■ THE EXERCISE
Word for word, quote all of the material, omitting the pictures.

■ MATERIAL SUPPLIED
* * * *

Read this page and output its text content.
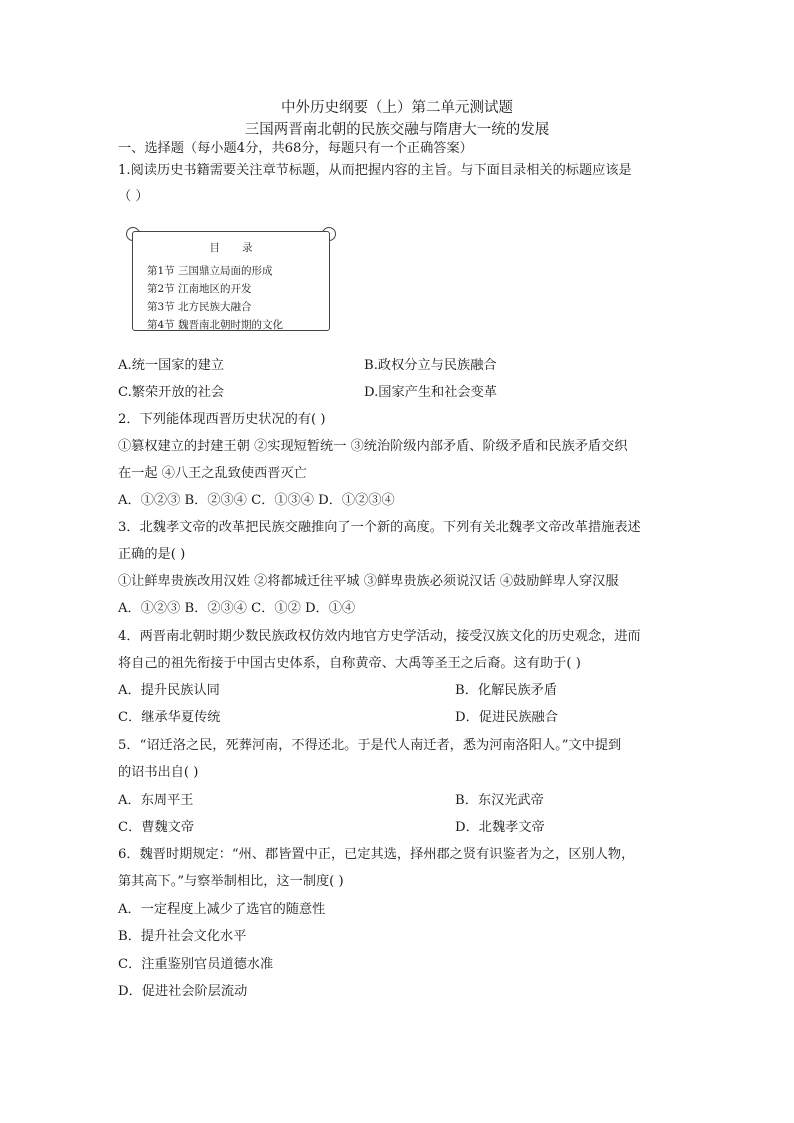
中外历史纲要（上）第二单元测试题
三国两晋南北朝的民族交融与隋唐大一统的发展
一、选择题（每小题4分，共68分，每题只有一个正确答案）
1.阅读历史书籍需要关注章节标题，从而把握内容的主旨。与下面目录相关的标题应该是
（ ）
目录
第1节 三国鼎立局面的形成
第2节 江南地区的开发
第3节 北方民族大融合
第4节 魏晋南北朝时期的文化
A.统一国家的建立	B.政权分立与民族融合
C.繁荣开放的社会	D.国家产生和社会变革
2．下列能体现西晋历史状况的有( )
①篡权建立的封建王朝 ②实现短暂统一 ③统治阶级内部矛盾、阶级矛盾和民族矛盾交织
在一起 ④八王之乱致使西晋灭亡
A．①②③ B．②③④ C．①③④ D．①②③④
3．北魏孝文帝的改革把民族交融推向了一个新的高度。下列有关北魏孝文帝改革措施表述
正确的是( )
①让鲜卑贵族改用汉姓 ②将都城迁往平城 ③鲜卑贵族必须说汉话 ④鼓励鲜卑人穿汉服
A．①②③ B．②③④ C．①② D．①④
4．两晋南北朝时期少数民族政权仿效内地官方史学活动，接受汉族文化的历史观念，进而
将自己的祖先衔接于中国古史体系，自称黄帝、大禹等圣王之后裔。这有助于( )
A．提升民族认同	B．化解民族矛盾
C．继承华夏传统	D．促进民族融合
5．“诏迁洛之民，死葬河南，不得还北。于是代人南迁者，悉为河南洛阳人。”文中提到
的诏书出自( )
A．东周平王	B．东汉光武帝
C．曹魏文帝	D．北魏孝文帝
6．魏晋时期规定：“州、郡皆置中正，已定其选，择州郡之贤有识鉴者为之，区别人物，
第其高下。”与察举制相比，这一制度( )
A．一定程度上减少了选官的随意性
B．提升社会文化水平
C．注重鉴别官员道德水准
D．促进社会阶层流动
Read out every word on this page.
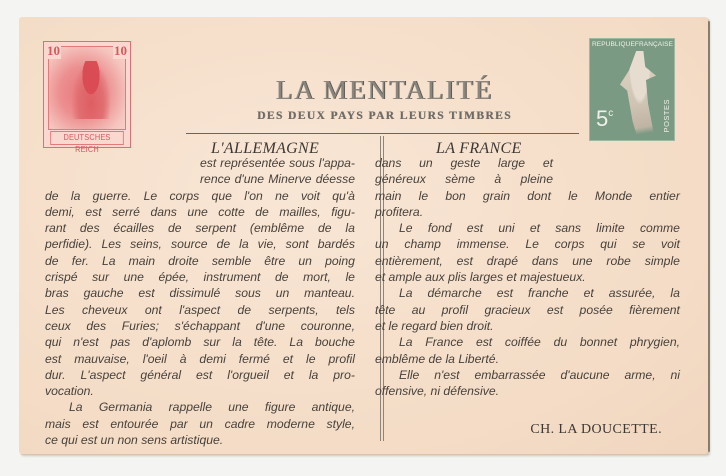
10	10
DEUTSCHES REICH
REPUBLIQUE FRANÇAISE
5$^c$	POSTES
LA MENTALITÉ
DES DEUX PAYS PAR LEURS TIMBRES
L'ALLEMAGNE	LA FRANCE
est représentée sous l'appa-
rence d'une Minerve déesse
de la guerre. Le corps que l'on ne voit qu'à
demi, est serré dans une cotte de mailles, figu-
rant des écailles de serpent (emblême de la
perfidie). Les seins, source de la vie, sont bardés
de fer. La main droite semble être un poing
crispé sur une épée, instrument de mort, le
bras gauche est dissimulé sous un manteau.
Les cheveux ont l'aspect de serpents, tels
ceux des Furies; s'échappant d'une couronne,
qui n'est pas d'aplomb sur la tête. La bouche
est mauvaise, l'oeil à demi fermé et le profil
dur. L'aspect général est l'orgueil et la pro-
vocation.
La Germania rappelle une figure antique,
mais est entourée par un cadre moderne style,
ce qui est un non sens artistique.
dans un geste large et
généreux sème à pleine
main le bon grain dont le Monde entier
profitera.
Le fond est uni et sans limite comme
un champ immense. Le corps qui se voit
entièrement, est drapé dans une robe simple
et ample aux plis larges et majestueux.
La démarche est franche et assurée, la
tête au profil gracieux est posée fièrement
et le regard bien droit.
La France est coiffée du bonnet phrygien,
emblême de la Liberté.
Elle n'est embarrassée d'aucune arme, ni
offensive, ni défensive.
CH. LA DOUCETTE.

* * * *

■ FINAL RESULT
Read this page and output its text content.
中外历史纲要（上）第二单元测试题
三国两晋南北朝的民族交融与隋唐大一统的发展
一、选择题（每小题4分，共68分，每题只有一个正确答案）
1.阅读历史书籍需要关注章节标题，从而把握内容的主旨。与下面目录相关的标题应该是
（ ）
目录
第1节 三国鼎立局面的形成
第2节 江南地区的开发
第3节 北方民族大融合
第4节 魏晋南北朝时期的文化
A.统一国家的建立	B.政权分立与民族融合
C.繁荣开放的社会	D.国家产生和社会变革
2．下列能体现西晋历史状况的有( )
①篡权建立的封建王朝 ②实现短暂统一 ③统治阶级内部矛盾、阶级矛盾和民族矛盾交织
在一起 ④八王之乱致使西晋灭亡
A．①②③ B．②③④ C．①③④ D．①②③④
3．北魏孝文帝的改革把民族交融推向了一个新的高度。下列有关北魏孝文帝改革措施表述
正确的是( )
①让鲜卑贵族改用汉姓 ②将都城迁往平城 ③鲜卑贵族必须说汉话 ④鼓励鲜卑人穿汉服
A．①②③ B．②③④ C．①② D．①④
4．两晋南北朝时期少数民族政权仿效内地官方史学活动，接受汉族文化的历史观念，进而
将自己的祖先衔接于中国古史体系，自称黄帝、大禹等圣王之后裔。这有助于( )
A．提升民族认同	B．化解民族矛盾
C．继承华夏传统	D．促进民族融合
5．“诏迁洛之民，死葬河南，不得还北。于是代人南迁者，悉为河南洛阳人。”文中提到
的诏书出自( )
A．东周平王	B．东汉光武帝
C．曹魏文帝	D．北魏孝文帝
6．魏晋时期规定：“州、郡皆置中正，已定其选，择州郡之贤有识鉴者为之，区别人物，
第其高下。”与察举制相比，这一制度( )
A．一定程度上减少了选官的随意性
B．提升社会文化水平
C．注重鉴别官员道德水准
D．促进社会阶层流动
Read out every word on this page.
10	10
DEUTSCHES REICH
REPUBLIQUE FRANÇAISE
5$^c$	POSTES
LA MENTALITÉ
DES DEUX PAYS PAR LEURS TIMBRES
L'ALLEMAGNE	LA FRANCE
est représentée sous l'appa-
rence d'une Minerve déesse
de la guerre. Le corps que l'on ne voit qu'à
demi, est serré dans une cotte de mailles, figu-
rant des écailles de serpent (emblême de la
perfidie). Les seins, source de la vie, sont bardés
de fer. La main droite semble être un poing
crispé sur une épée, instrument de mort, le
bras gauche est dissimulé sous un manteau.
Les cheveux ont l'aspect de serpents, tels
ceux des Furies; s'échappant d'une couronne,
qui n'est pas d'aplomb sur la tête. La bouche
est mauvaise, l'oeil à demi fermé et le profil
dur. L'aspect général est l'orgueil et la pro-
vocation.
La Germania rappelle une figure antique,
mais est entourée par un cadre moderne style,
ce qui est un non sens artistique.
dans un geste large et
généreux sème à pleine
main le bon grain dont le Monde entier
profitera.
Le fond est uni et sans limite comme
un champ immense. Le corps qui se voit
entièrement, est drapé dans une robe simple
et ample aux plis larges et majestueux.
La démarche est franche et assurée, la
tête au profil gracieux est posée fièrement
et le regard bien droit.
La France est coiffée du bonnet phrygien,
emblême de la Liberté.
Elle n'est embarrassée d'aucune arme, ni
offensive, ni défensive.
CH. LA DOUCETTE.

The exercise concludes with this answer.